> Written problem
Print out each entry below exactly, please.

# # # #

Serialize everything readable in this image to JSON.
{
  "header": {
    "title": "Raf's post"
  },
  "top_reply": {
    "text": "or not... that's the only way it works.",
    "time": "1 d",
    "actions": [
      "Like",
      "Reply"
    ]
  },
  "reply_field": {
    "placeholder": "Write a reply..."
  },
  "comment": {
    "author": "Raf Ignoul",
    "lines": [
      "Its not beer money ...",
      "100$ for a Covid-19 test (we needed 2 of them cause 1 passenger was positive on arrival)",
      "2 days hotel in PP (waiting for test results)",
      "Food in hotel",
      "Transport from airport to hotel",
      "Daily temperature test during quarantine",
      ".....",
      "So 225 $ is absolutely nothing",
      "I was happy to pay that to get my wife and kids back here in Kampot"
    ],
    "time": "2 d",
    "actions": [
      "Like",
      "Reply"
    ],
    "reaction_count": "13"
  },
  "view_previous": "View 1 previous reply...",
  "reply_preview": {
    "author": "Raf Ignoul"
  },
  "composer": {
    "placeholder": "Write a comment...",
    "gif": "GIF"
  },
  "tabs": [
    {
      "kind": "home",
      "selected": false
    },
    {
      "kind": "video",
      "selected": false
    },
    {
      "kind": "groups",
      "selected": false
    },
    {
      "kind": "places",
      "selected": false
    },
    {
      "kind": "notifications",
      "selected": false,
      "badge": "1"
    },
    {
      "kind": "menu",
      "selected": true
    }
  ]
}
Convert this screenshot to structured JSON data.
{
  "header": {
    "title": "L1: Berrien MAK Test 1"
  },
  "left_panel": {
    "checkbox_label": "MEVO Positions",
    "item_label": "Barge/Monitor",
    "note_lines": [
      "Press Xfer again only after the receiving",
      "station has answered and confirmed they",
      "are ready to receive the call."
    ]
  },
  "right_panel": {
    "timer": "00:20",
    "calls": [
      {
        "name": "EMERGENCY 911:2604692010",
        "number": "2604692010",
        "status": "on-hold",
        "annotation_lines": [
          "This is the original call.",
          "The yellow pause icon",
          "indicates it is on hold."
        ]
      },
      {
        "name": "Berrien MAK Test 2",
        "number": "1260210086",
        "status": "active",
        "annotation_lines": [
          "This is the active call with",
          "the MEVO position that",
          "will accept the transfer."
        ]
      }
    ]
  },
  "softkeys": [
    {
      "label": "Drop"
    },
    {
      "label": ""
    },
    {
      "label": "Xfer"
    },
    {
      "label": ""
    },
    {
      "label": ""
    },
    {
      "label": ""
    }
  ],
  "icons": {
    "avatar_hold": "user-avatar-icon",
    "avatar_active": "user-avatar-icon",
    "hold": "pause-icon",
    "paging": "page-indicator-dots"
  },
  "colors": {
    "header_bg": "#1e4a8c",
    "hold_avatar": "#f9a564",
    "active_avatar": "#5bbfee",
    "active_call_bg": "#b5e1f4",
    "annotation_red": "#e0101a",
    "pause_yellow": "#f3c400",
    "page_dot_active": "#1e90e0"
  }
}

# # # #

> Solution below
Serialize everything readable in this image to JSON.
{
  "header": {
    "title": "Raf's post"
  },
  "top_reply": {
    "text": "or not... that's the only way it works.",
    "time": "1 d",
    "actions": [
      "Like",
      "Reply"
    ]
  },
  "reply_field": {
    "placeholder": "Write a reply..."
  },
  "comment": {
    "author": "Raf Ignoul",
    "lines": [
      "Its not beer money ...",
      "100$ for a Covid-19 test (we needed 2 of them cause 1 passenger was positive on arrival)",
      "2 days hotel in PP (waiting for test results)",
      "Food in hotel",
      "Transport from airport to hotel",
      "Daily temperature test during quarantine",
      ".....",
      "So 225 $ is absolutely nothing",
      "I was happy to pay that to get my wife and kids back here in Kampot"
    ],
    "time": "2 d",
    "actions": [
      "Like",
      "Reply"
    ],
    "reaction_count": "13"
  },
  "view_previous": "View 1 previous reply...",
  "reply_preview": {
    "author": "Raf Ignoul"
  },
  "composer": {
    "placeholder": "Write a comment...",
    "gif": "GIF"
  },
  "tabs": [
    {
      "kind": "home",
      "selected": false
    },
    {
      "kind": "video",
      "selected": false
    },
    {
      "kind": "groups",
      "selected": false
    },
    {
      "kind": "places",
      "selected": false
    },
    {
      "kind": "notifications",
      "selected": false,
      "badge": "1"
    },
    {
      "kind": "menu",
      "selected": true
    }
  ]
}
Convert this screenshot to structured JSON data.
{
  "header": {
    "title": "L1: Berrien MAK Test 1"
  },
  "left_panel": {
    "checkbox_label": "MEVO Positions",
    "item_label": "Barge/Monitor",
    "note_lines": [
      "Press Xfer again only after the receiving",
      "station has answered and confirmed they",
      "are ready to receive the call."
    ]
  },
  "right_panel": {
    "timer": "00:20",
    "calls": [
      {
        "name": "EMERGENCY 911:2604692010",
        "number": "2604692010",
        "status": "on-hold",
        "annotation_lines": [
          "This is the original call.",
          "The yellow pause icon",
          "indicates it is on hold."
        ]
      },
      {
        "name": "Berrien MAK Test 2",
        "number": "1260210086",
        "status": "active",
        "annotation_lines": [
          "This is the active call with",
          "the MEVO position that",
          "will accept the transfer."
        ]
      }
    ]
  },
  "softkeys": [
    {
      "label": "Drop"
    },
    {
      "label": ""
    },
    {
      "label": "Xfer"
    },
    {
      "label": ""
    },
    {
      "label": ""
    },
    {
      "label": ""
    }
  ],
  "icons": {
    "avatar_hold": "user-avatar-icon",
    "avatar_active": "user-avatar-icon",
    "hold": "pause-icon",
    "paging": "page-indicator-dots"
  },
  "colors": {
    "header_bg": "#1e4a8c",
    "hold_avatar": "#f9a564",
    "active_avatar": "#5bbfee",
    "active_call_bg": "#b5e1f4",
    "annotation_red": "#e0101a",
    "pause_yellow": "#f3c400",
    "page_dot_active": "#1e90e0"
  }
}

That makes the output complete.